▶ [STATED GOAL]: From the listing that follows, extract every line and set it down unaltered.

▶ [DATA PROVIDED]:

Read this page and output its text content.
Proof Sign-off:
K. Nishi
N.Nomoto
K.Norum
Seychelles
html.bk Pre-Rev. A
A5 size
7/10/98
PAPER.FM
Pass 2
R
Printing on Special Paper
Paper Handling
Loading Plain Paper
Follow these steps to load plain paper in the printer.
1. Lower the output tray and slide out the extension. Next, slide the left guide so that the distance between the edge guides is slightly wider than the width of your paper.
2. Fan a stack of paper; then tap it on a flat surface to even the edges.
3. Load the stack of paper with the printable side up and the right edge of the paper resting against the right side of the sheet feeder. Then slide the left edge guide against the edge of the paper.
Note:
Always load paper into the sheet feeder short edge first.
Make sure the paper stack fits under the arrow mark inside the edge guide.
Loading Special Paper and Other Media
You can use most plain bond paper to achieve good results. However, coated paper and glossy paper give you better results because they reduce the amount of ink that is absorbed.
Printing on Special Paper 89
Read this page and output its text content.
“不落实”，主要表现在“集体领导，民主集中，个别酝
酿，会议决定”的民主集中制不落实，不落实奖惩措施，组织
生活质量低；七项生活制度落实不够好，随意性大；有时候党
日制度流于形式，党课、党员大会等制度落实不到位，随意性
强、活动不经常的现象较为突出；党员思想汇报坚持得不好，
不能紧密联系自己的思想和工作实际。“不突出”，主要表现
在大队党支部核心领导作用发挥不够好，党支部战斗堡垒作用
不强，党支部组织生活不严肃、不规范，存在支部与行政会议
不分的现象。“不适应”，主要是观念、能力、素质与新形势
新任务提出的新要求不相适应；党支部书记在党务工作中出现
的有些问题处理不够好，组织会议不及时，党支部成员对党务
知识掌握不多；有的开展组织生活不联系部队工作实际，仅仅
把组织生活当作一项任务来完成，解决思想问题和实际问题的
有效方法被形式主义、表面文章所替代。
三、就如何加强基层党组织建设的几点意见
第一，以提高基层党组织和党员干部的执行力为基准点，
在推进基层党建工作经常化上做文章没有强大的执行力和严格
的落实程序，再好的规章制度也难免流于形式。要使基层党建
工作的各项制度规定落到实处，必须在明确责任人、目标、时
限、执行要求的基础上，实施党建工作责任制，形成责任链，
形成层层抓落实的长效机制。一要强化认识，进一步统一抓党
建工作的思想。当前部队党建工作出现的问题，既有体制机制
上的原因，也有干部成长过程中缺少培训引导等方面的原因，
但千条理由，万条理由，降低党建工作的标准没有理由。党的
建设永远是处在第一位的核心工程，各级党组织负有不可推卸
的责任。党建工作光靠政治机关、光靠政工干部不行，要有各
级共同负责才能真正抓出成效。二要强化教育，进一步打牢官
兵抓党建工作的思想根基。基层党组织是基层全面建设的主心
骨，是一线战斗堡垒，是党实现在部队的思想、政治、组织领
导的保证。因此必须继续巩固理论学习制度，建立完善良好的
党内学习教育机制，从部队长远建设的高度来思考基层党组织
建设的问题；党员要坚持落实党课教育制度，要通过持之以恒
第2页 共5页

▶ [ANSWER BELOW]:
Read this page and output its text content.
Proof Sign-off:
K. Nishi
N.Nomoto
K.Norum
Seychelles
html.bk Pre-Rev. A
A5 size
7/10/98
PAPER.FM
Pass 2
R
Printing on Special Paper
Paper Handling
Loading Plain Paper
Follow these steps to load plain paper in the printer.
1. Lower the output tray and slide out the extension. Next, slide the left guide so that the distance between the edge guides is slightly wider than the width of your paper.
2. Fan a stack of paper; then tap it on a flat surface to even the edges.
3. Load the stack of paper with the printable side up and the right edge of the paper resting against the right side of the sheet feeder. Then slide the left edge guide against the edge of the paper.
Note:
Always load paper into the sheet feeder short edge first.
Make sure the paper stack fits under the arrow mark inside the edge guide.
Loading Special Paper and Other Media
You can use most plain bond paper to achieve good results. However, coated paper and glossy paper give you better results because they reduce the amount of ink that is absorbed.
Printing on Special Paper 89
Read this page and output its text content.
“不落实”，主要表现在“集体领导，民主集中，个别酝
酿，会议决定”的民主集中制不落实，不落实奖惩措施，组织
生活质量低；七项生活制度落实不够好，随意性大；有时候党
日制度流于形式，党课、党员大会等制度落实不到位，随意性
强、活动不经常的现象较为突出；党员思想汇报坚持得不好，
不能紧密联系自己的思想和工作实际。“不突出”，主要表现
在大队党支部核心领导作用发挥不够好，党支部战斗堡垒作用
不强，党支部组织生活不严肃、不规范，存在支部与行政会议
不分的现象。“不适应”，主要是观念、能力、素质与新形势
新任务提出的新要求不相适应；党支部书记在党务工作中出现
的有些问题处理不够好，组织会议不及时，党支部成员对党务
知识掌握不多；有的开展组织生活不联系部队工作实际，仅仅
把组织生活当作一项任务来完成，解决思想问题和实际问题的
有效方法被形式主义、表面文章所替代。
三、就如何加强基层党组织建设的几点意见
第一，以提高基层党组织和党员干部的执行力为基准点，
在推进基层党建工作经常化上做文章没有强大的执行力和严格
的落实程序，再好的规章制度也难免流于形式。要使基层党建
工作的各项制度规定落到实处，必须在明确责任人、目标、时
限、执行要求的基础上，实施党建工作责任制，形成责任链，
形成层层抓落实的长效机制。一要强化认识，进一步统一抓党
建工作的思想。当前部队党建工作出现的问题，既有体制机制
上的原因，也有干部成长过程中缺少培训引导等方面的原因，
但千条理由，万条理由，降低党建工作的标准没有理由。党的
建设永远是处在第一位的核心工程，各级党组织负有不可推卸
的责任。党建工作光靠政治机关、光靠政工干部不行，要有各
级共同负责才能真正抓出成效。二要强化教育，进一步打牢官
兵抓党建工作的思想根基。基层党组织是基层全面建设的主心
骨，是一线战斗堡垒，是党实现在部队的思想、政治、组织领
导的保证。因此必须继续巩固理论学习制度，建立完善良好的
党内学习教育机制，从部队长远建设的高度来思考基层党组织
建设的问题；党员要坚持落实党课教育制度，要通过持之以恒
第2页 共5页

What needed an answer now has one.